Given exercise:
Report only the number of lines in this material that include "ylabel".

Stored data

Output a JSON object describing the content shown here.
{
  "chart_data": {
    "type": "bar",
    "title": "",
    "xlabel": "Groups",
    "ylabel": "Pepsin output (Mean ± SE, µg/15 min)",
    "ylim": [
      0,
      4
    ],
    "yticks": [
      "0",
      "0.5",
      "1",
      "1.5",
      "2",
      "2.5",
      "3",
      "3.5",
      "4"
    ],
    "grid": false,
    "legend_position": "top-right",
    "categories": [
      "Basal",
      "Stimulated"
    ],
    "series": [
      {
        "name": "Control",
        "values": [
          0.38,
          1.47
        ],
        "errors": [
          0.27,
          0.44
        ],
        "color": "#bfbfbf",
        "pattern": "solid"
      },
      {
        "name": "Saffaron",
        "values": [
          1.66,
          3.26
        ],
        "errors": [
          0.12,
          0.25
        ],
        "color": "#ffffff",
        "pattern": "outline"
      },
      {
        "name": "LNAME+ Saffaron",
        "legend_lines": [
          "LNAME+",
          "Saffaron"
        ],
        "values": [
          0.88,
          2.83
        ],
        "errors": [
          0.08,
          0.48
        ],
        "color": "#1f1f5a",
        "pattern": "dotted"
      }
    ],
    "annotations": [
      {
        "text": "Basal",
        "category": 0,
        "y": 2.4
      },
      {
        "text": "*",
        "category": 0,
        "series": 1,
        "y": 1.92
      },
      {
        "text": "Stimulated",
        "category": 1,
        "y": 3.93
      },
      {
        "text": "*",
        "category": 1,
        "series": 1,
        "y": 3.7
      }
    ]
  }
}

--

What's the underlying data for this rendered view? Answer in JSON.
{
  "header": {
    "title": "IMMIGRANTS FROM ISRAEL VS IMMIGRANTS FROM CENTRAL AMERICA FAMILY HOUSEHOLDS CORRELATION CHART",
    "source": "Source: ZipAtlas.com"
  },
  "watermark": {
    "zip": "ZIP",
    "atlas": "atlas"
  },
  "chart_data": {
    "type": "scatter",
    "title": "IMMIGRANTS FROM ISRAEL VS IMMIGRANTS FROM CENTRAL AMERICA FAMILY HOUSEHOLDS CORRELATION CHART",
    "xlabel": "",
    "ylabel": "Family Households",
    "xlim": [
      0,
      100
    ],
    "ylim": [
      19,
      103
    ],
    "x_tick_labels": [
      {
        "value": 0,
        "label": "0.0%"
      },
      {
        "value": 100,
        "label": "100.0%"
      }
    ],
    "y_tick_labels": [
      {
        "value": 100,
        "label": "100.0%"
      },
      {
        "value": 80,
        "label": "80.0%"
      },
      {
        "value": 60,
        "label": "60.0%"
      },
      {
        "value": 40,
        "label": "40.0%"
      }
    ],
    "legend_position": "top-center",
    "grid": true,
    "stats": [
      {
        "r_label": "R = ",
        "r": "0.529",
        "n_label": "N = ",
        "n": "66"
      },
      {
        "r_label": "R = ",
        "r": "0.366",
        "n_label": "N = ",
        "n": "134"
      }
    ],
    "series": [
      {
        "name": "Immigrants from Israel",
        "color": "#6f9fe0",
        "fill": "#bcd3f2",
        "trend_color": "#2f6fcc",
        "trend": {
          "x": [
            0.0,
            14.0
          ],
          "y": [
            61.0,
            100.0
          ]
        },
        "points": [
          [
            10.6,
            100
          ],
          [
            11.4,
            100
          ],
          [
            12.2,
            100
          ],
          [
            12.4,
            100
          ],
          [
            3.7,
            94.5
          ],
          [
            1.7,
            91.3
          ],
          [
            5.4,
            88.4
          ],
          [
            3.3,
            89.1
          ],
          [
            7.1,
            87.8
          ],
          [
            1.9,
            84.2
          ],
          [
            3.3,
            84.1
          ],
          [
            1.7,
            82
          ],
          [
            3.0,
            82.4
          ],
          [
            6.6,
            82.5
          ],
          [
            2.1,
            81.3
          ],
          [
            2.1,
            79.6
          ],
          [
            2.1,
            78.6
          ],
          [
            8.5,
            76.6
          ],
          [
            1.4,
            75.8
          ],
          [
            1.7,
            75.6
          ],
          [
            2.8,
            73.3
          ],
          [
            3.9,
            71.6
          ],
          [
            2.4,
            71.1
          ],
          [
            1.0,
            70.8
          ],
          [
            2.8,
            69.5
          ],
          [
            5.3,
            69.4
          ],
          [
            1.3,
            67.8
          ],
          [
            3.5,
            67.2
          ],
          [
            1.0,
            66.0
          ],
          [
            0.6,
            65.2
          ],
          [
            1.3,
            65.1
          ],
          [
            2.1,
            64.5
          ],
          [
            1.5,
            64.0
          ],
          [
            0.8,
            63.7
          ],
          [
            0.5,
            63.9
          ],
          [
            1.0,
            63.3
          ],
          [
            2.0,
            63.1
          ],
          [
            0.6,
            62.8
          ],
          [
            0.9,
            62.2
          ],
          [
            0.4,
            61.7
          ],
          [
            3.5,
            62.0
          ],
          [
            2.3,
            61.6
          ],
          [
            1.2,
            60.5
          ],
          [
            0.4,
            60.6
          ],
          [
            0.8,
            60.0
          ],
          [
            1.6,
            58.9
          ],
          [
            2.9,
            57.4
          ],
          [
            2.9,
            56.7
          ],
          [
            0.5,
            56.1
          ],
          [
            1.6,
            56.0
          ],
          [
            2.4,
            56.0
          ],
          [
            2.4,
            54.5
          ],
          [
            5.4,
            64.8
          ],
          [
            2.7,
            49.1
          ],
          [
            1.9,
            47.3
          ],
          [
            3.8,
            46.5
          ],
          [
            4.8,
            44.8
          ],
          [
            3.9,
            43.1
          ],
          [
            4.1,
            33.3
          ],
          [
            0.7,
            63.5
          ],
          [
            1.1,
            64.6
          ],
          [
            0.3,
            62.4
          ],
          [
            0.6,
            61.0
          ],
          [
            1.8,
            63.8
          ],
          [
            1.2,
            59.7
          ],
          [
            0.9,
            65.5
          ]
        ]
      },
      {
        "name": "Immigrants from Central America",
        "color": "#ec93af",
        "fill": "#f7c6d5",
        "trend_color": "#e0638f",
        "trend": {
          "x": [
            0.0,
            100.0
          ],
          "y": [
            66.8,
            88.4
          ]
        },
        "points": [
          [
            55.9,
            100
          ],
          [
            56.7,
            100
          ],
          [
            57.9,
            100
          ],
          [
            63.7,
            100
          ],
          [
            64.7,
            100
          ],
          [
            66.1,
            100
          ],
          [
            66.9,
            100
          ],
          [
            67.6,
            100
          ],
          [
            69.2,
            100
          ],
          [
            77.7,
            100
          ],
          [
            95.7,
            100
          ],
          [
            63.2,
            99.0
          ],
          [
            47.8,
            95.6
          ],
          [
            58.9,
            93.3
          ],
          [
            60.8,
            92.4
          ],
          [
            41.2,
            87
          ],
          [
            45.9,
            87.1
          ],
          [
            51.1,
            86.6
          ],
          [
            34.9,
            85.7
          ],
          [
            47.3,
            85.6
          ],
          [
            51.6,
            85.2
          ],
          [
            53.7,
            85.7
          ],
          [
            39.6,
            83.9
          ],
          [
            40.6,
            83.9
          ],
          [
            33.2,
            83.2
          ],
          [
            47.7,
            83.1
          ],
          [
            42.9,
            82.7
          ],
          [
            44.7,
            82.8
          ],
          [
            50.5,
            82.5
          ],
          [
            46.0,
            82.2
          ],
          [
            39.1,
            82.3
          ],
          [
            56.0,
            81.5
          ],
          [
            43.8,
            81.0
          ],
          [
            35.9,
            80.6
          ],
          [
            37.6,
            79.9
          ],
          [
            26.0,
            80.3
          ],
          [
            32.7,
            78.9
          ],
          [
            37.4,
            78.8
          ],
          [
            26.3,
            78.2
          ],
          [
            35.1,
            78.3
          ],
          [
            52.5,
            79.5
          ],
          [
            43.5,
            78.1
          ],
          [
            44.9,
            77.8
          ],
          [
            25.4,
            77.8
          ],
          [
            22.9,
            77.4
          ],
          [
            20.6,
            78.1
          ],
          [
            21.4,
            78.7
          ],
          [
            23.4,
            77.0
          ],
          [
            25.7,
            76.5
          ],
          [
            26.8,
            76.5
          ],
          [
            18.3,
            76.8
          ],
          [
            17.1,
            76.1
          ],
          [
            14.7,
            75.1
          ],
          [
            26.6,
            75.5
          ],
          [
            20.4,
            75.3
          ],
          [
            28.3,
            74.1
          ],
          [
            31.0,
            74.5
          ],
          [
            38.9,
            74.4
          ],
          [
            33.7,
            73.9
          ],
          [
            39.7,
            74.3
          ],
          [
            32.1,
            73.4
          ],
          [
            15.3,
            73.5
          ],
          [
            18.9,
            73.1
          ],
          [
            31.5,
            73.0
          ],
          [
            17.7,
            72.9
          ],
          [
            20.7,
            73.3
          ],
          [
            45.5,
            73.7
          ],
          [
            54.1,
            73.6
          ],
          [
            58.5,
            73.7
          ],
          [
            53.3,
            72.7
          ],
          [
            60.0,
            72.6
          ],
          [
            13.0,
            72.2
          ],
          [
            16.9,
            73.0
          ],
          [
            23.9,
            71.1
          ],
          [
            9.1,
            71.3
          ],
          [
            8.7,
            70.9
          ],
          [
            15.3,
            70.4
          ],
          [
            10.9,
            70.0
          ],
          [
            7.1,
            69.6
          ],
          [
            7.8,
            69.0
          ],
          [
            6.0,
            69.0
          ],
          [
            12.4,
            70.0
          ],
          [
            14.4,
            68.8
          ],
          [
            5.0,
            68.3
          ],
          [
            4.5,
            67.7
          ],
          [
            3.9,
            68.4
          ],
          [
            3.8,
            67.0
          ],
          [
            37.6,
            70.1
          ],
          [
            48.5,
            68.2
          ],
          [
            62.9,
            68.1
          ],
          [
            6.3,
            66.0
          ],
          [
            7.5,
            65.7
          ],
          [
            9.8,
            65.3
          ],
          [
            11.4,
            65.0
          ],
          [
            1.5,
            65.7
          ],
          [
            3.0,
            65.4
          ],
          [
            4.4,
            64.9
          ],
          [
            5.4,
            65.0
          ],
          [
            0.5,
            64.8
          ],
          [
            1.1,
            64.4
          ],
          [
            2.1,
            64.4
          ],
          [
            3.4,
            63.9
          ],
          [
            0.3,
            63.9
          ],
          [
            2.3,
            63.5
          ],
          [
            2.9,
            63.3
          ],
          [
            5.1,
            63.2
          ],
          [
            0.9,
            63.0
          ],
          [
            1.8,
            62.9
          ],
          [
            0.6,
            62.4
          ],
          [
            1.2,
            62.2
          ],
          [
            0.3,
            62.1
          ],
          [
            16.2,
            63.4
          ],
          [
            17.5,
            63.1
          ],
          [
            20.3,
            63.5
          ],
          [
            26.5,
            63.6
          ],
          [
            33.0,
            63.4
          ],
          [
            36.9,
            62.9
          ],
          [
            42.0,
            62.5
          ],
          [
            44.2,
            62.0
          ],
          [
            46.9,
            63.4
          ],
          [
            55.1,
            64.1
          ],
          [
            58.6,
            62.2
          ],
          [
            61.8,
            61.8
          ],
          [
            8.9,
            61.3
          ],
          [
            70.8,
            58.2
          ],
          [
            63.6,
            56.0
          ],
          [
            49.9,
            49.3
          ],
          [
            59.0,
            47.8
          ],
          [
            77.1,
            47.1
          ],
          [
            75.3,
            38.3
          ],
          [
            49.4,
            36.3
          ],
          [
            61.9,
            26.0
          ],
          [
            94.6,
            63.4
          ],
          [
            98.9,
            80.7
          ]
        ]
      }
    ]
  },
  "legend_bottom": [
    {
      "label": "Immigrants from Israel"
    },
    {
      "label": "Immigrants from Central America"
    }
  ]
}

Correct output:
2